> _Task directions_
Go through the records and copy each line where the string "criteria" occurs.

Structured page parsing data
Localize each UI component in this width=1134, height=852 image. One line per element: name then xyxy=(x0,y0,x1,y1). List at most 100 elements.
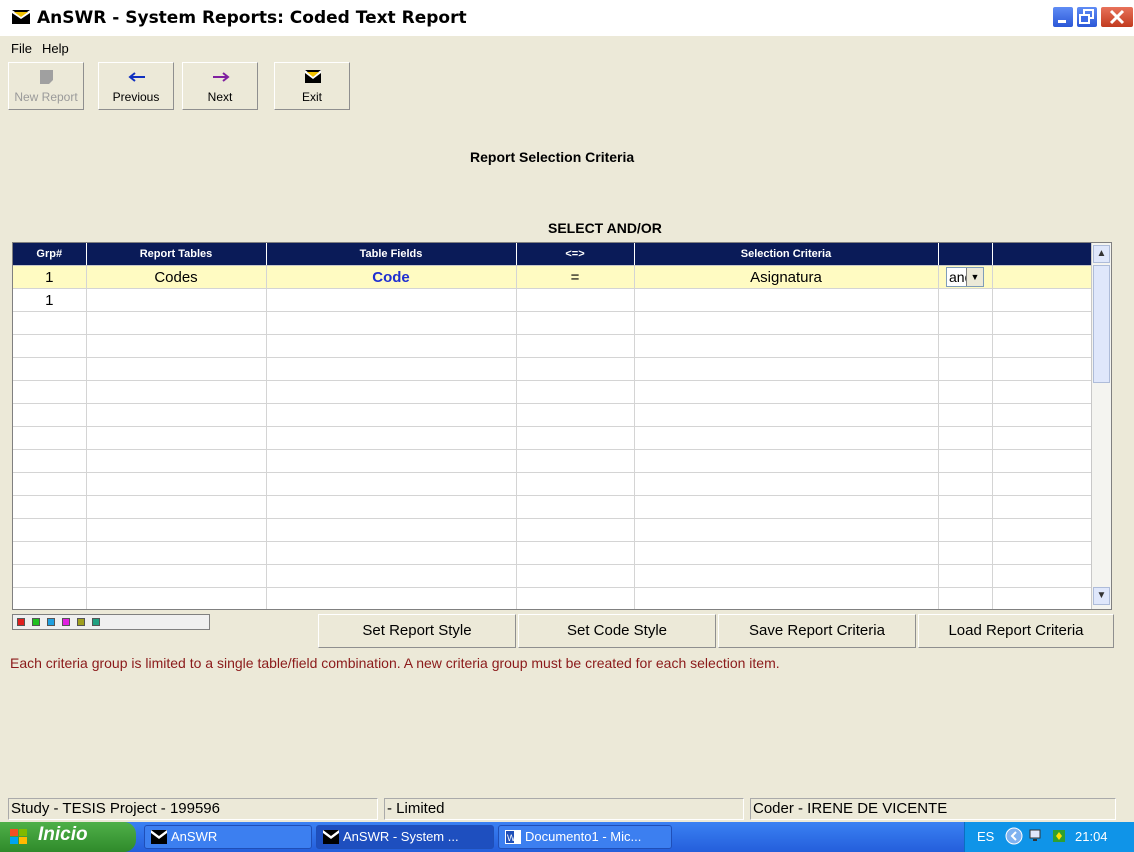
scroll-down-icon[interactable]: ▼ xyxy=(1093,587,1110,605)
grid-cell[interactable] xyxy=(634,518,939,542)
grid-cell[interactable] xyxy=(266,334,517,358)
menu-help[interactable]: Help xyxy=(42,41,69,56)
grid-cell[interactable] xyxy=(13,426,87,450)
grid-cell[interactable] xyxy=(634,357,939,381)
table-row[interactable] xyxy=(13,357,1094,381)
grid-cell[interactable] xyxy=(992,449,1094,473)
grid-cell[interactable] xyxy=(992,495,1094,519)
grid-cell[interactable] xyxy=(938,587,993,609)
antivirus-icon[interactable] xyxy=(1051,828,1067,847)
grid-cell[interactable] xyxy=(266,587,517,609)
grid-cell[interactable] xyxy=(634,472,939,496)
table-row[interactable] xyxy=(13,564,1094,588)
grid-cell[interactable] xyxy=(266,380,517,404)
grid-cell[interactable] xyxy=(86,426,267,450)
scroll-thumb[interactable] xyxy=(1093,265,1110,383)
grid-cell[interactable] xyxy=(13,357,87,381)
grid-cell[interactable] xyxy=(266,426,517,450)
grid-cell[interactable] xyxy=(938,541,993,565)
cell-table-field[interactable] xyxy=(266,288,517,312)
col-selection-criteria[interactable]: Selection Criteria xyxy=(634,243,939,266)
grid-cell[interactable] xyxy=(516,449,635,473)
grid-cell[interactable] xyxy=(992,311,1094,335)
set-code-style-button[interactable]: Set Code Style xyxy=(518,614,716,648)
grid-cell[interactable] xyxy=(634,426,939,450)
grid-cell[interactable] xyxy=(992,541,1094,565)
grid-cell[interactable] xyxy=(516,357,635,381)
grid-cell[interactable] xyxy=(13,449,87,473)
grid-cell[interactable] xyxy=(86,472,267,496)
grid-cell[interactable] xyxy=(266,541,517,565)
teal-swatch-icon[interactable] xyxy=(92,618,100,626)
grid-cell[interactable] xyxy=(13,587,87,609)
grid-cell[interactable] xyxy=(634,495,939,519)
minimize-button[interactable] xyxy=(1052,6,1074,28)
restore-button[interactable] xyxy=(1076,6,1098,28)
grid-cell[interactable] xyxy=(266,564,517,588)
grid-cell[interactable] xyxy=(266,357,517,381)
grid-cell[interactable] xyxy=(938,518,993,542)
grid-cell[interactable] xyxy=(86,357,267,381)
grid-cell[interactable] xyxy=(516,495,635,519)
grid-cell[interactable] xyxy=(938,380,993,404)
new-report-button[interactable]: New Report xyxy=(8,62,84,110)
grid-cell[interactable] xyxy=(992,587,1094,609)
grid-cell[interactable] xyxy=(266,495,517,519)
cell-report-table[interactable] xyxy=(86,288,267,312)
grid-cell[interactable] xyxy=(992,518,1094,542)
grid-cell[interactable] xyxy=(516,564,635,588)
grid-cell[interactable] xyxy=(266,472,517,496)
magenta-swatch-icon[interactable] xyxy=(62,618,70,626)
grid-cell[interactable] xyxy=(516,587,635,609)
vertical-scrollbar[interactable]: ▲ ▼ xyxy=(1091,243,1111,609)
olive-swatch-icon[interactable] xyxy=(77,618,85,626)
cell-operator[interactable] xyxy=(516,288,635,312)
grid-cell[interactable] xyxy=(938,449,993,473)
red-swatch-icon[interactable] xyxy=(17,618,25,626)
grid-cell[interactable] xyxy=(938,472,993,496)
grid-cell[interactable] xyxy=(13,334,87,358)
col-andor[interactable] xyxy=(938,243,993,266)
network-icon[interactable] xyxy=(1029,828,1047,847)
previous-button[interactable]: Previous xyxy=(98,62,174,110)
grid-cell[interactable] xyxy=(992,426,1094,450)
grid-cell[interactable] xyxy=(13,495,87,519)
exit-button[interactable]: Exit xyxy=(274,62,350,110)
grid-cell[interactable] xyxy=(86,495,267,519)
cell-grp[interactable]: 1 xyxy=(13,288,87,312)
task-answr-system[interactable]: AnSWR - System ... xyxy=(316,825,494,849)
table-row[interactable] xyxy=(13,518,1094,542)
grid-cell[interactable] xyxy=(516,541,635,565)
grid-cell[interactable] xyxy=(992,564,1094,588)
table-row[interactable]: 1 Codes Code = Asignatura and ▼ xyxy=(13,265,1094,289)
next-button[interactable]: Next xyxy=(182,62,258,110)
grid-cell[interactable] xyxy=(266,449,517,473)
grid-cell[interactable] xyxy=(86,380,267,404)
cell-table-field[interactable]: Code xyxy=(266,265,517,289)
grid-cell[interactable] xyxy=(86,564,267,588)
grid-cell[interactable] xyxy=(86,518,267,542)
table-row[interactable] xyxy=(13,334,1094,358)
grid-cell[interactable] xyxy=(634,334,939,358)
start-button[interactable]: Inicio xyxy=(0,822,136,852)
cell-extra[interactable] xyxy=(992,265,1094,289)
col-table-fields[interactable]: Table Fields xyxy=(266,243,517,266)
table-row[interactable] xyxy=(13,449,1094,473)
table-row[interactable] xyxy=(13,587,1094,609)
grid-cell[interactable] xyxy=(938,311,993,335)
andor-dropdown[interactable]: and ▼ xyxy=(946,267,984,287)
grid-cell[interactable] xyxy=(13,403,87,427)
cell-grp[interactable]: 1 xyxy=(13,265,87,289)
save-report-criteria-button[interactable]: Save Report Criteria xyxy=(718,614,916,648)
cyan-swatch-icon[interactable] xyxy=(47,618,55,626)
scroll-up-icon[interactable]: ▲ xyxy=(1093,245,1110,263)
grid-cell[interactable] xyxy=(938,357,993,381)
grid-cell[interactable] xyxy=(13,472,87,496)
grid-cell[interactable] xyxy=(634,380,939,404)
grid-cell[interactable] xyxy=(86,334,267,358)
col-report-tables[interactable]: Report Tables xyxy=(86,243,267,266)
grid-cell[interactable] xyxy=(992,380,1094,404)
task-documento[interactable]: W Documento1 - Mic... xyxy=(498,825,672,849)
load-report-criteria-button[interactable]: Load Report Criteria xyxy=(918,614,1114,648)
cell-andor[interactable] xyxy=(938,288,993,312)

> _Problem solution_
col-selection-criteria[interactable]: Selection Criteria xyxy=(634,243,939,266)
save-report-criteria-button[interactable]: Save Report Criteria xyxy=(718,614,916,648)
load-report-criteria-button[interactable]: Load Report Criteria xyxy=(918,614,1114,648)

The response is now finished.